• EXERCISE PASSAGE:
The rulers of the previous Shang (c. 1600) and Zhou (c. 1056 – 256 BC) dynasties were referred to as 'king' (王 ). By the time of the Zhou dynasty, they were also referred to as the Son of Heaven. In 221 BC, King Ying Zheng of Qin completed the conquest of all the Warring States of ancient China. To elevate himself above the Shang and Zhou kings, he accepted the new title of Emperor (皇帝 ) and is known to posterity as Qin Shi Huang, the 'First Emperor' of Qin. The new title of emperor was created by combining the titles for the Three Sovereigns and Five Emperors from Chinese mythology. This title was used by each successive ruler of China until the fall of the Qing dynasty in 1911.

=== Posthumous, temple, and era names ===
From the Shang until the Sui dynasty (581–618) dynasty, Chinese rulers (both kings and emperors) were referred to by their posthumous names in records and historical texts. Temple names, first used during the reign of Emperor Jing of Han, were used exclusively in later records and historical texts when referring to emperors who reigned during the Tang (618–907), Song (960–1279), and Yuan (1271–1368) dynasties. During the Ming (1368–1644) and Qing (1644–1911) dynasties, a single era name was used for each emperor's reign and became the preferred way to refer to Ming and Qing emperors in historical texts.

Use of the era name was formally adopted during the reign of Emperor Wu of Han, yet its origins can be traced back further. The oldest method of recording years—which had existed since the Shang—set the first year of a ruler's reign as year one. When an emperor died, the first year of a new reign period would begin. This system was changed by the 4th century BC when the first year of a new reign period did not begin until the first day of the lunar New Year following a ruler's death. When Duke Huiwen of Qin assumed the title of king in 324 BC, he changed the year count of his reign back to the first year. For his newly adopted calendar established in 163 BC, Emperor Wen of Han also set the year count of his reign back to the beginning.

• ASSIGNMENT: Extract, word for word, the part of the passage on Chinese imperial titles that begins with the words containing "The rulers of" and ends with "dynasty in 1911.".

Page segmentation data
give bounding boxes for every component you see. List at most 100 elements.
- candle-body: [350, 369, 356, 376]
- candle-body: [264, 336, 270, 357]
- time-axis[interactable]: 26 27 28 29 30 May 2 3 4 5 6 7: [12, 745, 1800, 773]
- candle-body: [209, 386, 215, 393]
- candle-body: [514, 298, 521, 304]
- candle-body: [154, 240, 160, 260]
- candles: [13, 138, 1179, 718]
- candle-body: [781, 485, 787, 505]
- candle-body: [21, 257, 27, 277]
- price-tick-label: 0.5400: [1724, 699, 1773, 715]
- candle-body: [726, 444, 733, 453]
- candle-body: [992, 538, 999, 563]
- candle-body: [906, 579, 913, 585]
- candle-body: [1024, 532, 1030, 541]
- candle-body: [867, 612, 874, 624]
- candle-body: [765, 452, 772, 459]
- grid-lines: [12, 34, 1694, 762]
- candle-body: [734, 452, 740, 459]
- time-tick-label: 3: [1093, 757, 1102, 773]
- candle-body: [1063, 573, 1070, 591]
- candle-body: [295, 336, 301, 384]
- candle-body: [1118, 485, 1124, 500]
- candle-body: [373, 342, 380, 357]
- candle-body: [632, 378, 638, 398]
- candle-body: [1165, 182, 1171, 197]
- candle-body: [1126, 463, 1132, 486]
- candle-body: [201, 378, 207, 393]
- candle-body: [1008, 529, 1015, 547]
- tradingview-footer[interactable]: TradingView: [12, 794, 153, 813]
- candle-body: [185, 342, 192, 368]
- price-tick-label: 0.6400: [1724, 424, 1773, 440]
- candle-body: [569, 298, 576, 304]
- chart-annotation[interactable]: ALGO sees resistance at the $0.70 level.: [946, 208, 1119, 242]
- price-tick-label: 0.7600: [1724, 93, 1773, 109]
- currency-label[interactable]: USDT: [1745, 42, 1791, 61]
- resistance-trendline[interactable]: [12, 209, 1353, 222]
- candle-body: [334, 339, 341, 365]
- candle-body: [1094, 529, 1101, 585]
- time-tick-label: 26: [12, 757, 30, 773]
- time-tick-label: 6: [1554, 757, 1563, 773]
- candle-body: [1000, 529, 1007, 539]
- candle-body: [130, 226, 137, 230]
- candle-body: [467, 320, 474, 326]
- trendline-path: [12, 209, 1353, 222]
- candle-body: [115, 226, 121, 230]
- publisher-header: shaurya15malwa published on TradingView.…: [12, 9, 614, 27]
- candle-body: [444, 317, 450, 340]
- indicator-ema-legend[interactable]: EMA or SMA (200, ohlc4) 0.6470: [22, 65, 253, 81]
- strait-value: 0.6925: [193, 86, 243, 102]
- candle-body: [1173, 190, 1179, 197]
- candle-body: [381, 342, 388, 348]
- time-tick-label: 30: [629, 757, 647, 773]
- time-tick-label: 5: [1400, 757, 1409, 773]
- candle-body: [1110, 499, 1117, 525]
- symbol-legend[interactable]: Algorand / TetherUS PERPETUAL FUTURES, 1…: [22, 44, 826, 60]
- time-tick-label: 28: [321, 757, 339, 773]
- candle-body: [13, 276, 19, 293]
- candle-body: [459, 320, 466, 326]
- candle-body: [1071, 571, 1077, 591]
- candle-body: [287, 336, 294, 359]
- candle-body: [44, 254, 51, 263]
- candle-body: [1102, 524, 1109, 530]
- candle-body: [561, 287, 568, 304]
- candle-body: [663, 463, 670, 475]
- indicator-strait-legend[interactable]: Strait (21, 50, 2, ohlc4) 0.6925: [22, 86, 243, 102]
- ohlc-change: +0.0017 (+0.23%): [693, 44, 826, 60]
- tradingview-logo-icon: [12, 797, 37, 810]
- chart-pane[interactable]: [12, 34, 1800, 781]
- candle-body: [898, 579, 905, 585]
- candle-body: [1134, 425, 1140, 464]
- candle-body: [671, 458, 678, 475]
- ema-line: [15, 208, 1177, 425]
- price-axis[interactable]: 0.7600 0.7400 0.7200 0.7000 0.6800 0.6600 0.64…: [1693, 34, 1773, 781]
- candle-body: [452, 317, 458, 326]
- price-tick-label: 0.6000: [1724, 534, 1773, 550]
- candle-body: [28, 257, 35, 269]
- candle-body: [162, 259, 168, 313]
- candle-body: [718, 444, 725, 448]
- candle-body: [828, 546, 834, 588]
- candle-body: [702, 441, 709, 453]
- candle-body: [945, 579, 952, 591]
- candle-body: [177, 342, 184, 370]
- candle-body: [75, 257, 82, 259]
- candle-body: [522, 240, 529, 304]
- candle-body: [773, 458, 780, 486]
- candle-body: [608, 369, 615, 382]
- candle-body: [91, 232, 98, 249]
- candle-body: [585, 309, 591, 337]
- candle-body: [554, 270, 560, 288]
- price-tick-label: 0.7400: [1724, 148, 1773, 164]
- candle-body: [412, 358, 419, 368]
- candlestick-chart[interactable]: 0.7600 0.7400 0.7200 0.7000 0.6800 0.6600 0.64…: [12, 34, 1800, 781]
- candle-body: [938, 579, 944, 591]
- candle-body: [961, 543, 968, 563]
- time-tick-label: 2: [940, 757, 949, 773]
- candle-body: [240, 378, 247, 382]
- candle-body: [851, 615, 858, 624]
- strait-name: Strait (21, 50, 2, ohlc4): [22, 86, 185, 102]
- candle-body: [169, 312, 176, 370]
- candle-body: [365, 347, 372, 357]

• SOLUTION TO THE PROBLEM:
The rulers of the previous Shang (c. 1600) and Zhou (c. 1056 – 256 BC) dynasties were referred to as 'king' (王 ). By the time of the Zhou dynasty, they were also referred to as the Son of Heaven. In 221 BC, King Ying Zheng of Qin completed the conquest of all the Warring States of ancient China. To elevate himself above the Shang and Zhou kings, he accepted the new title of Emperor (皇帝 ) and is known to posterity as Qin Shi Huang, the 'First Emperor' of Qin. The new title of emperor was created by combining the titles for the Three Sovereigns and Five Emperors from Chinese mythology. This title was used by each successive ruler of China until the fall of the Qing dynasty in 1911.